> _Request_: Work out the number of lines in the records that include the word "this"; reply with that number alone.

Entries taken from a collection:
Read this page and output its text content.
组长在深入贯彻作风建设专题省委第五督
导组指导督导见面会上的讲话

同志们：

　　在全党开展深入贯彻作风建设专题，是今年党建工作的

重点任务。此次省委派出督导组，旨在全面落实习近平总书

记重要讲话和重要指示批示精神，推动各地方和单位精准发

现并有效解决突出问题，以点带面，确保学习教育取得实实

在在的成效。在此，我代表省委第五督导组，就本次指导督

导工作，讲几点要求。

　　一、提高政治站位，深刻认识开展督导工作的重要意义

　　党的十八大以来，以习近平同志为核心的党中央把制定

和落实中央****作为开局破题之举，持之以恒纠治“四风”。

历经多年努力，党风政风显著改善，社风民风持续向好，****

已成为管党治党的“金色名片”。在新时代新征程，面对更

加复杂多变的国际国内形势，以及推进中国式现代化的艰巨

...

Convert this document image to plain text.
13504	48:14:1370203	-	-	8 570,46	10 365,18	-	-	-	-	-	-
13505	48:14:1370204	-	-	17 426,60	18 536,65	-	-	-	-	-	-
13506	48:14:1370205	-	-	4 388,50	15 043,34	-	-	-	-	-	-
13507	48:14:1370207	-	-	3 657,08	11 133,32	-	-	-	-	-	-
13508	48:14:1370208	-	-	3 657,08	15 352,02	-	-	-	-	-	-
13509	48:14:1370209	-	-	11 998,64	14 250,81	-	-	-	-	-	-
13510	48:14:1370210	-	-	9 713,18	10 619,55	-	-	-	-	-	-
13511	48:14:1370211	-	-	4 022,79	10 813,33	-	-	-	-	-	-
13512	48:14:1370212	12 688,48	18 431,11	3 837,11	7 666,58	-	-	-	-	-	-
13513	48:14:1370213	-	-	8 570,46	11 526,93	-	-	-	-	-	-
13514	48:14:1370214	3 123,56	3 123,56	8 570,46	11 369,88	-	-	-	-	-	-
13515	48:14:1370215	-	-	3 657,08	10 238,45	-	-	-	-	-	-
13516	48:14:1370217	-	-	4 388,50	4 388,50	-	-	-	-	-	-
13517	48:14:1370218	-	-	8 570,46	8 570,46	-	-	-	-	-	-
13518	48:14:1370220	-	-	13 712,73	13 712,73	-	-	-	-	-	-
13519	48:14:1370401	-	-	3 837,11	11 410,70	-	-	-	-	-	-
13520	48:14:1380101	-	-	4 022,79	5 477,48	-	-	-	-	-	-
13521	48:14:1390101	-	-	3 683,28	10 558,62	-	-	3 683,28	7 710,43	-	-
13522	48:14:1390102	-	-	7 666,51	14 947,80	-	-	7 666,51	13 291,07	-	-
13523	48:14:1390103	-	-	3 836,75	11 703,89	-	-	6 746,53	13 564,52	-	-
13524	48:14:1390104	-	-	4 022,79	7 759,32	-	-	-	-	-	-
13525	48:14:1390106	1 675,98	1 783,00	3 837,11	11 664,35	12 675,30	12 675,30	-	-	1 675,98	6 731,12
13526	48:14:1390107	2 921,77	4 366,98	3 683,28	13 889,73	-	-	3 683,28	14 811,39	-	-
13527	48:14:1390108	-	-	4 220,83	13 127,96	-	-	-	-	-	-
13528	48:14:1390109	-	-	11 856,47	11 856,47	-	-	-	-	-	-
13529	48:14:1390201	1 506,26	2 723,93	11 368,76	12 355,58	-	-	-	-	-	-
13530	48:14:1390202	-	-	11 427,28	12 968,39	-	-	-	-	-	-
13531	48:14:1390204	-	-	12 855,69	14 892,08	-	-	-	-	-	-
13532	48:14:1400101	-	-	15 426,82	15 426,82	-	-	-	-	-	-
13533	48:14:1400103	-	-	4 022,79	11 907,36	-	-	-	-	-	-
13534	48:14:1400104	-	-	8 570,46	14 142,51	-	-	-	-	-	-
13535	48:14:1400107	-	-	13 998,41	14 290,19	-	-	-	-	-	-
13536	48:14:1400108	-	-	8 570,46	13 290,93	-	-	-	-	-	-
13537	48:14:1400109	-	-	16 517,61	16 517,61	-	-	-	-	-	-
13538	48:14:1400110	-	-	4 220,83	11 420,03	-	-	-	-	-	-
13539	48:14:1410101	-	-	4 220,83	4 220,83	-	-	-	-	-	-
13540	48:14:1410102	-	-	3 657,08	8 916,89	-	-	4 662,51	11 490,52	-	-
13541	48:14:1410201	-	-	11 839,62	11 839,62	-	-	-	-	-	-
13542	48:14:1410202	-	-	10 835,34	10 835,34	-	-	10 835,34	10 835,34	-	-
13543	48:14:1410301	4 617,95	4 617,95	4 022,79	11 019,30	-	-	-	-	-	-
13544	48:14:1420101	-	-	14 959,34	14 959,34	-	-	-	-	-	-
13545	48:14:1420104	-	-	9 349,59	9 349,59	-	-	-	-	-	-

> _Complete answer_: 2